### [DESCRIPTION OF THE TASK]
Pick out the lines below with "Estado" and list them.

-- START RECORDED DATA --

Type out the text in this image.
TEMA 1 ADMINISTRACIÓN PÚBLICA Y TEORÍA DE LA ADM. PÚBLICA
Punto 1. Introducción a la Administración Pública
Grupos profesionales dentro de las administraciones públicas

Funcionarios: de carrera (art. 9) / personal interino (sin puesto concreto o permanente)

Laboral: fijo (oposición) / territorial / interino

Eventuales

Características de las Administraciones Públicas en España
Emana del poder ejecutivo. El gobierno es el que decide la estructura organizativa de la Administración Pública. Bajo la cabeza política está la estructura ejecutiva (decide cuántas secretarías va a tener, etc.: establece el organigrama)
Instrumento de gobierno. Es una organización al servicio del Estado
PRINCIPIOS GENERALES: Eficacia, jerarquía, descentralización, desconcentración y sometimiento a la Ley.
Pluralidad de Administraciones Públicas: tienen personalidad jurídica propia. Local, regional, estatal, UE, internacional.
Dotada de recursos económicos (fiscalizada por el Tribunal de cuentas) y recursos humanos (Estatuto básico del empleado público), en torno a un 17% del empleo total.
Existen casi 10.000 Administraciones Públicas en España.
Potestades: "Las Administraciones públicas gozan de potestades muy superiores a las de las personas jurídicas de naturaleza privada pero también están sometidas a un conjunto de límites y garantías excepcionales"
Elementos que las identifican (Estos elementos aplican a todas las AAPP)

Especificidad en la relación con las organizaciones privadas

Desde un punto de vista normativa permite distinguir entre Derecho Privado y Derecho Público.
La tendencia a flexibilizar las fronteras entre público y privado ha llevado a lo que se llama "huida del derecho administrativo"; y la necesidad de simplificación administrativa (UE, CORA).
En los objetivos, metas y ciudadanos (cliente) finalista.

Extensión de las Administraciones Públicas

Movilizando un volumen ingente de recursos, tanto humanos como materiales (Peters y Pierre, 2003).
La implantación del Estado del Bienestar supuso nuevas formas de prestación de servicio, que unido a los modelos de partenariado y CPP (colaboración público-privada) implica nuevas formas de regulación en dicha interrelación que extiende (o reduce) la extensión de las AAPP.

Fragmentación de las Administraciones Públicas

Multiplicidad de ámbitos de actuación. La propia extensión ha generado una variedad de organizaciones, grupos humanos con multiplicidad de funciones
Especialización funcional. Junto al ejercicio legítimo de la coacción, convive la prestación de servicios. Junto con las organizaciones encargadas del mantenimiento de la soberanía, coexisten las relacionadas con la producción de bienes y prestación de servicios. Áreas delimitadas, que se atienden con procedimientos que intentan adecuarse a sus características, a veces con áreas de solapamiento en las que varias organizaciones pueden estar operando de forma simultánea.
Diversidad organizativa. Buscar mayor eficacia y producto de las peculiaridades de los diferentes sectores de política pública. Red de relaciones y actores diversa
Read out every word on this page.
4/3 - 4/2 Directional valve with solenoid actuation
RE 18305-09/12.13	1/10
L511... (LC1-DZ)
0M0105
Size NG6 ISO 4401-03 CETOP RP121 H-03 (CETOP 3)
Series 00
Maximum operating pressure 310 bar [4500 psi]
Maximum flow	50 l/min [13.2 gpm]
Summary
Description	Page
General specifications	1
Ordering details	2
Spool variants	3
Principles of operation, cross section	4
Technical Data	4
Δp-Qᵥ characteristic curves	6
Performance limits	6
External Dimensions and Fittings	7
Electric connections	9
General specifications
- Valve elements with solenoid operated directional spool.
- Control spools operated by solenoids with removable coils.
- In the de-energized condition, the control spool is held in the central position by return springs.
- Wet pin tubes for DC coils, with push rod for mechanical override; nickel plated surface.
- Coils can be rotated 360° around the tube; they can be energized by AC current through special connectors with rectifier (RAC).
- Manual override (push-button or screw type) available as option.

-- END RECORDED DATA --

### [RIGHT ANSWER]
Instrumento de gobierno. Es una organización al servicio del Estado
La implantación del Estado del Bienestar supuso nuevas formas de prestación de servicio, que unido a los modelos de partenariado y CPP (colaboración público-privada) implica nuevas formas de regulación en dicha interrelación que extiende (o reduce) la extensión de las AAPP.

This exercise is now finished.